##### TASK DATA #####

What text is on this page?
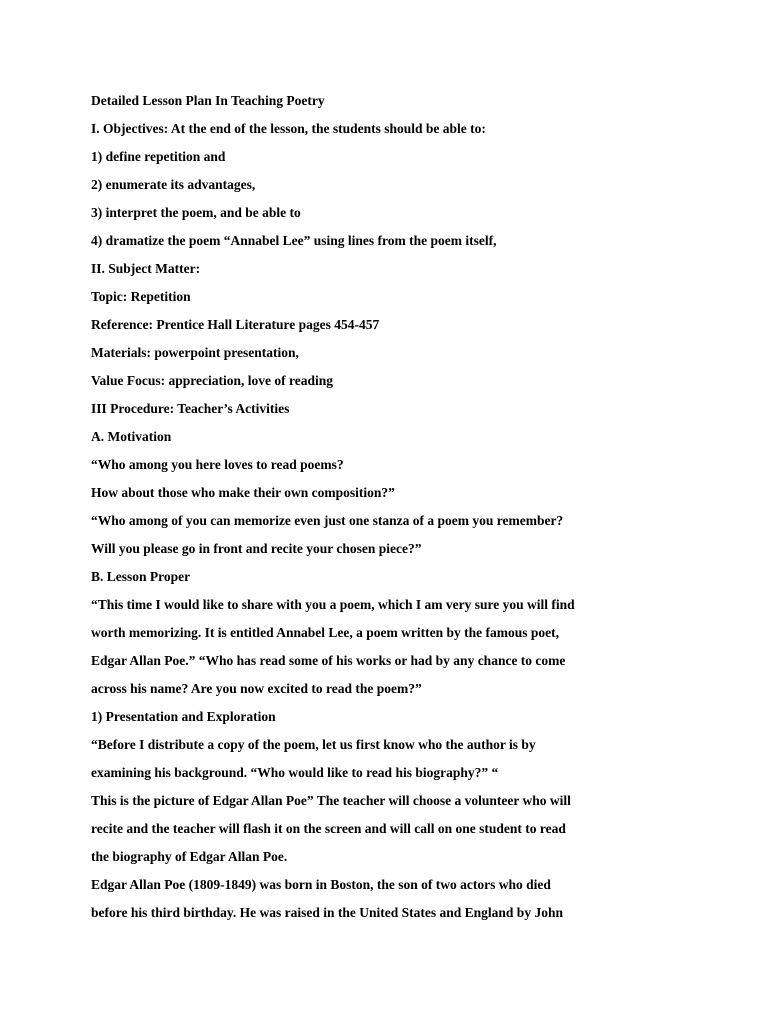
Detailed Lesson Plan In Teaching Poetry
I. Objectives: At the end of the lesson, the students should be able to:
1) define repetition and
2) enumerate its advantages,
3) interpret the poem, and be able to
4) dramatize the poem “Annabel Lee” using lines from the poem itself,
II. Subject Matter:
Topic: Repetition
Reference: Prentice Hall Literature pages 454-457
Materials: powerpoint presentation,
Value Focus: appreciation, love of reading
III Procedure: Teacher’s Activities
A. Motivation
“Who among you here loves to read poems?
How about those who make their own composition?”
“Who among of you can memorize even just one stanza of a poem you remember?
Will you please go in front and recite your chosen piece?”
B. Lesson Proper
“This time I would like to share with you a poem, which I am very sure you will find
worth memorizing. It is entitled Annabel Lee, a poem written by the famous poet,
Edgar Allan Poe.” “Who has read some of his works or had by any chance to come
across his name? Are you now excited to read the poem?”
1) Presentation and Exploration
“Before I distribute a copy of the poem, let us first know who the author is by
examining his background. “Who would like to read his biography?” “
This is the picture of Edgar Allan Poe” The teacher will choose a volunteer who will
recite and the teacher will flash it on the screen and will call on one student to read
the biography of Edgar Allan Poe.
Edgar Allan Poe (1809-1849) was born in Boston, the son of two actors who died
before his third birthday. He was raised in the United States and England by John
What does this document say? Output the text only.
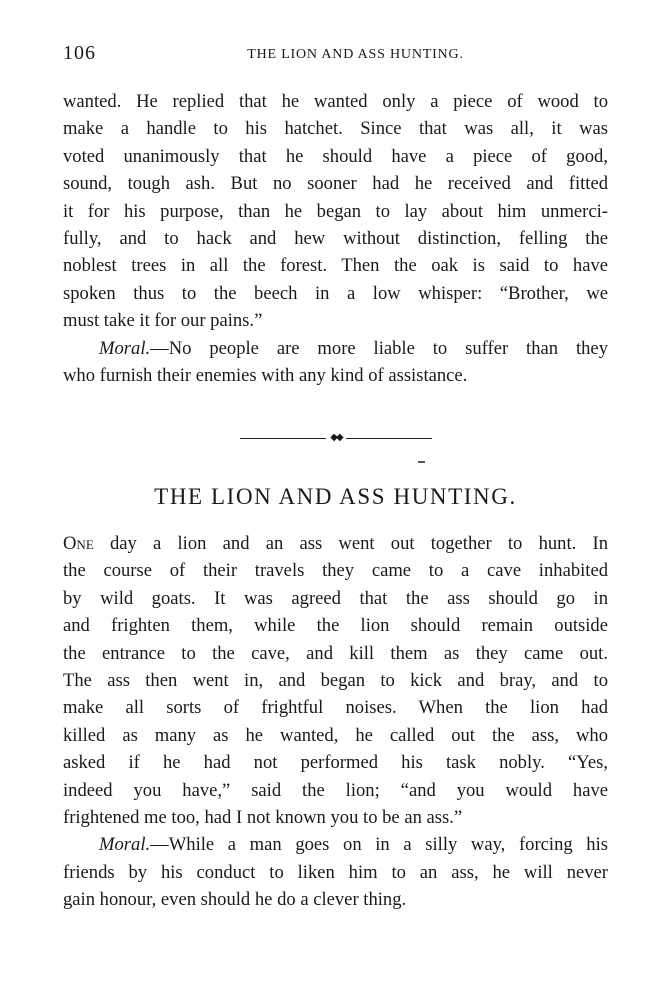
106	THE LION AND ASS HUNTING.
wanted. He replied that he wanted only a piece of wood to
make a handle to his hatchet. Since that was all, it was
voted unanimously that he should have a piece of good,
sound, tough ash. But no sooner had he received and fitted
it for his purpose, than he began to lay about him unmerci-
fully, and to hack and hew without distinction, felling the
noblest trees in all the forest. Then the oak is said to have
spoken thus to the beech in a low whisper: “Brother, we
must take it for our pains.”
Moral.—No people are more liable to suffer than they
who furnish their enemies with any kind of assistance.
◆◆
THE LION AND ASS HUNTING.
One day a lion and an ass went out together to hunt. In
the course of their travels they came to a cave inhabited
by wild goats. It was agreed that the ass should go in
and frighten them, while the lion should remain outside
the entrance to the cave, and kill them as they came out.
The ass then went in, and began to kick and bray, and to
make all sorts of frightful noises. When the lion had
killed as many as he wanted, he called out the ass, who
asked if he had not performed his task nobly. “Yes,
indeed you have,” said the lion; “and you would have
frightened me too, had I not known you to be an ass.”
Moral.—While a man goes on in a silly way, forcing his
friends by his conduct to liken him to an ass, he will never
gain honour, even should he do a clever thing.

#####

JOB:
Repeat all of the records verbatim, leaving out the pictures.

TASK ANSWER:
What text is on this page?
Detailed Lesson Plan In Teaching Poetry
I. Objectives: At the end of the lesson, the students should be able to:
1) define repetition and
2) enumerate its advantages,
3) interpret the poem, and be able to
4) dramatize the poem “Annabel Lee” using lines from the poem itself,
II. Subject Matter:
Topic: Repetition
Reference: Prentice Hall Literature pages 454-457
Materials: powerpoint presentation,
Value Focus: appreciation, love of reading
III Procedure: Teacher’s Activities
A. Motivation
“Who among you here loves to read poems?
How about those who make their own composition?”
“Who among of you can memorize even just one stanza of a poem you remember?
Will you please go in front and recite your chosen piece?”
B. Lesson Proper
“This time I would like to share with you a poem, which I am very sure you will find
worth memorizing. It is entitled Annabel Lee, a poem written by the famous poet,
Edgar Allan Poe.” “Who has read some of his works or had by any chance to come
across his name? Are you now excited to read the poem?”
1) Presentation and Exploration
“Before I distribute a copy of the poem, let us first know who the author is by
examining his background. “Who would like to read his biography?” “
This is the picture of Edgar Allan Poe” The teacher will choose a volunteer who will
recite and the teacher will flash it on the screen and will call on one student to read
the biography of Edgar Allan Poe.
Edgar Allan Poe (1809-1849) was born in Boston, the son of two actors who died
before his third birthday. He was raised in the United States and England by John
What does this document say? Output the text only.
106	THE LION AND ASS HUNTING.
wanted. He replied that he wanted only a piece of wood to
make a handle to his hatchet. Since that was all, it was
voted unanimously that he should have a piece of good,
sound, tough ash. But no sooner had he received and fitted
it for his purpose, than he began to lay about him unmerci-
fully, and to hack and hew without distinction, felling the
noblest trees in all the forest. Then the oak is said to have
spoken thus to the beech in a low whisper: “Brother, we
must take it for our pains.”
Moral.—No people are more liable to suffer than they
who furnish their enemies with any kind of assistance.
◆◆
THE LION AND ASS HUNTING.
One day a lion and an ass went out together to hunt. In
the course of their travels they came to a cave inhabited
by wild goats. It was agreed that the ass should go in
and frighten them, while the lion should remain outside
the entrance to the cave, and kill them as they came out.
The ass then went in, and began to kick and bray, and to
make all sorts of frightful noises. When the lion had
killed as many as he wanted, he called out the ass, who
asked if he had not performed his task nobly. “Yes,
indeed you have,” said the lion; “and you would have
frightened me too, had I not known you to be an ass.”
Moral.—While a man goes on in a silly way, forcing his
friends by his conduct to liken him to an ass, he will never
gain honour, even should he do a clever thing.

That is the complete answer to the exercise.